- [Exercise directions]: Reproduce the rows below verbatim, starting at the line that contains "chevron-right-icon [453, 339, 466, 362]" and ending at the line that contains "tab-control-car[interactable]: 控车 [184, 787, 312, 843]", with both of those lines included. Output only those lines.
# Entries start
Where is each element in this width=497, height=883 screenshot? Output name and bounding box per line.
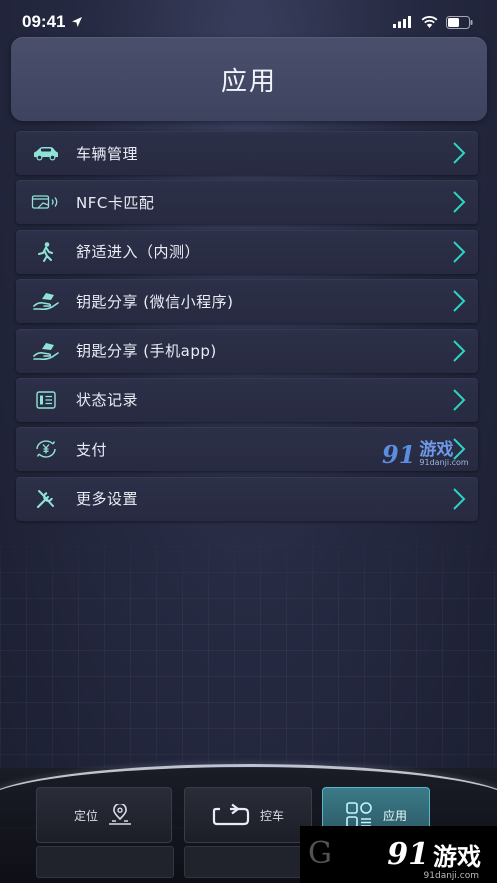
chevron-right-icon [453, 339, 466, 362]
dock-lower-segment [184, 846, 314, 878]
watermark-overlay: 91 游戏 91danji.com [382, 437, 478, 471]
signal-icon [393, 16, 411, 28]
tab-control-car-label: 控车 [259, 808, 284, 823]
nfc-card-icon [31, 195, 58, 210]
chevron-right-icon [453, 290, 466, 312]
battery-icon [446, 15, 473, 29]
watermark-g-logo: G [308, 836, 332, 871]
apps-grid-icon [346, 802, 372, 828]
watermark-number: 91 [382, 439, 416, 469]
header-panel: 应用 [11, 37, 487, 121]
grid-background [0, 520, 497, 800]
walking-person-icon [38, 241, 53, 262]
loop-arrow-icon [212, 803, 250, 826]
menu-item-label: 舒适进入（内测） [76, 243, 201, 262]
menu-item-key-share-wechat[interactable]: 钥匙分享 (微信小程序) [16, 279, 478, 324]
watermark-url: 91danji.com [419, 457, 469, 467]
status-time-text: 09:41 [22, 12, 66, 31]
menu-item-status-record[interactable]: 状态记录 [16, 377, 478, 422]
menu-item-label: 钥匙分享 (手机app) [76, 342, 217, 361]
menu-item-label: 支付 [76, 440, 108, 459]
chevron-right-icon [453, 389, 466, 411]
tab-control-car[interactable]: 控车 [184, 787, 312, 843]
watermark-badge-url: 91danji.com [423, 871, 479, 881]
location-pin-icon [109, 804, 131, 825]
watermark-badge-text: 游戏 [433, 843, 481, 871]
chevron-right-icon [453, 191, 466, 214]
menu-item-vehicle-management[interactable]: 车辆管理 [16, 131, 478, 175]
watermark-badge: G 91 游戏 91danji.com [300, 826, 497, 883]
status-icons [393, 15, 473, 29]
menu-item-comfort-entry[interactable]: 舒适进入（内测） [16, 229, 478, 274]
page-title: 应用 [220, 66, 277, 97]
wifi-icon [421, 16, 438, 28]
location-arrow-icon [72, 17, 83, 27]
tab-locate-label: 定位 [73, 808, 98, 823]
key-share-hand-icon [33, 342, 59, 360]
car-icon [34, 147, 58, 161]
tab-locate[interactable]: 定位 [36, 787, 172, 843]
key-share-hand-icon [33, 293, 59, 311]
watermark-badge-number: 91 [387, 837, 429, 872]
menu-item-more-settings[interactable]: 更多设置 [16, 476, 478, 521]
chevron-right-icon [453, 241, 466, 263]
tab-apps-label: 应用 [382, 808, 407, 823]
menu-item-label: 状态记录 [76, 391, 139, 410]
watermark-text: 游戏 [419, 439, 454, 460]
yuan-coin-icon [36, 440, 56, 458]
status-time: 09:41 [22, 12, 83, 32]
menu-item-nfc-card[interactable]: NFC卡匹配 [16, 180, 478, 225]
tools-icon [36, 489, 54, 508]
menu-item-label: 车辆管理 [76, 144, 139, 163]
dock-lower-segment [36, 846, 174, 878]
menu-item-label: NFC卡匹配 [76, 193, 155, 212]
menu-item-label: 更多设置 [76, 490, 139, 509]
chevron-right-icon [453, 142, 466, 164]
menu-item-key-share-app[interactable]: 钥匙分享 (手机app) [16, 328, 478, 373]
menu-item-label: 钥匙分享 (微信小程序) [76, 292, 234, 311]
chevron-right-icon [453, 488, 466, 510]
record-list-icon [36, 391, 56, 409]
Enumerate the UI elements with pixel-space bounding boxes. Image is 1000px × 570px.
# Entries end
- [Written solution]:
chevron-right-icon [453, 339, 466, 362]
dock-lower-segment [184, 846, 314, 878]
watermark-overlay: 91 游戏 91danji.com [382, 437, 478, 471]
signal-icon [393, 16, 411, 28]
tab-control-car-label: 控车 [259, 808, 284, 823]
nfc-card-icon [31, 195, 58, 210]
chevron-right-icon [453, 290, 466, 312]
battery-icon [446, 15, 473, 29]
watermark-g-logo: G [308, 836, 332, 871]
apps-grid-icon [346, 802, 372, 828]
watermark-number: 91 [382, 439, 416, 469]
header-panel: 应用 [11, 37, 487, 121]
grid-background [0, 520, 497, 800]
walking-person-icon [38, 241, 53, 262]
loop-arrow-icon [212, 803, 250, 826]
menu-item-label: 舒适进入（内测） [76, 243, 201, 262]
menu-item-key-share-wechat[interactable]: 钥匙分享 (微信小程序) [16, 279, 478, 324]
watermark-url: 91danji.com [419, 457, 469, 467]
status-time-text: 09:41 [22, 12, 66, 31]
menu-item-status-record[interactable]: 状态记录 [16, 377, 478, 422]
menu-item-label: 钥匙分享 (手机app) [76, 342, 217, 361]
menu-item-label: 支付 [76, 440, 108, 459]
chevron-right-icon [453, 389, 466, 411]
tab-control-car[interactable]: 控车 [184, 787, 312, 843]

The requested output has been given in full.